Return each line of the records with nothing changed, pictures excepted.
### ITEMS
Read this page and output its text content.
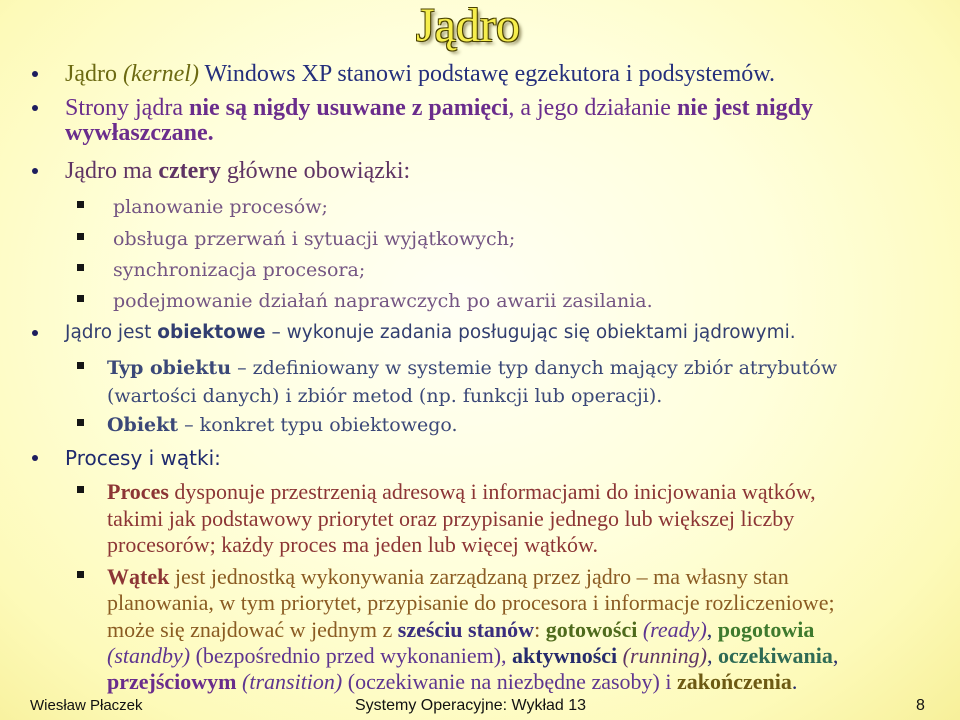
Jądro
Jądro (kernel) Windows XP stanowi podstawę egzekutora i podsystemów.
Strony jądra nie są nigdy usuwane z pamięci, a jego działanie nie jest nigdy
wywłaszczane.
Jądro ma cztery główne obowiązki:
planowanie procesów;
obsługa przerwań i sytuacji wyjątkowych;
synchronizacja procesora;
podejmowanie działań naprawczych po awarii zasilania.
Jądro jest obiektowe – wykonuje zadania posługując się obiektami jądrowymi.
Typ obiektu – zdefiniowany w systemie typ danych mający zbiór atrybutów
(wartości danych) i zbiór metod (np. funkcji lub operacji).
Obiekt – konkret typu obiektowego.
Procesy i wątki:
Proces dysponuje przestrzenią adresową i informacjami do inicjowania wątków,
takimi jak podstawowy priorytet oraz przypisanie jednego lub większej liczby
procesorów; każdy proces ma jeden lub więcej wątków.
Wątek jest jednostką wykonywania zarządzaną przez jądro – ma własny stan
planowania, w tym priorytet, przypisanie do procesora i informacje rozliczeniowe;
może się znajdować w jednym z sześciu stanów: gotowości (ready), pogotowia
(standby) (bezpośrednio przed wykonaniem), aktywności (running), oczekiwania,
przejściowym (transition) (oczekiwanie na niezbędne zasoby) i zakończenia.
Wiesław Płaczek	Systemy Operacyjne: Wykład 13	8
######
• EXPECTED ANSWER:
Read this page and output its text content.
Jądro
Jądro (kernel) Windows XP stanowi podstawę egzekutora i podsystemów.
Strony jądra nie są nigdy usuwane z pamięci, a jego działanie nie jest nigdy
wywłaszczane.
Jądro ma cztery główne obowiązki:
planowanie procesów;
obsługa przerwań i sytuacji wyjątkowych;
synchronizacja procesora;
podejmowanie działań naprawczych po awarii zasilania.
Jądro jest obiektowe – wykonuje zadania posługując się obiektami jądrowymi.
Typ obiektu – zdefiniowany w systemie typ danych mający zbiór atrybutów
(wartości danych) i zbiór metod (np. funkcji lub operacji).
Obiekt – konkret typu obiektowego.
Procesy i wątki:
Proces dysponuje przestrzenią adresową i informacjami do inicjowania wątków,
takimi jak podstawowy priorytet oraz przypisanie jednego lub większej liczby
procesorów; każdy proces ma jeden lub więcej wątków.
Wątek jest jednostką wykonywania zarządzaną przez jądro – ma własny stan
planowania, w tym priorytet, przypisanie do procesora i informacje rozliczeniowe;
może się znajdować w jednym z sześciu stanów: gotowości (ready), pogotowia
(standby) (bezpośrednio przed wykonaniem), aktywności (running), oczekiwania,
przejściowym (transition) (oczekiwanie na niezbędne zasoby) i zakończenia.
Wiesław Płaczek	Systemy Operacyjne: Wykład 13	8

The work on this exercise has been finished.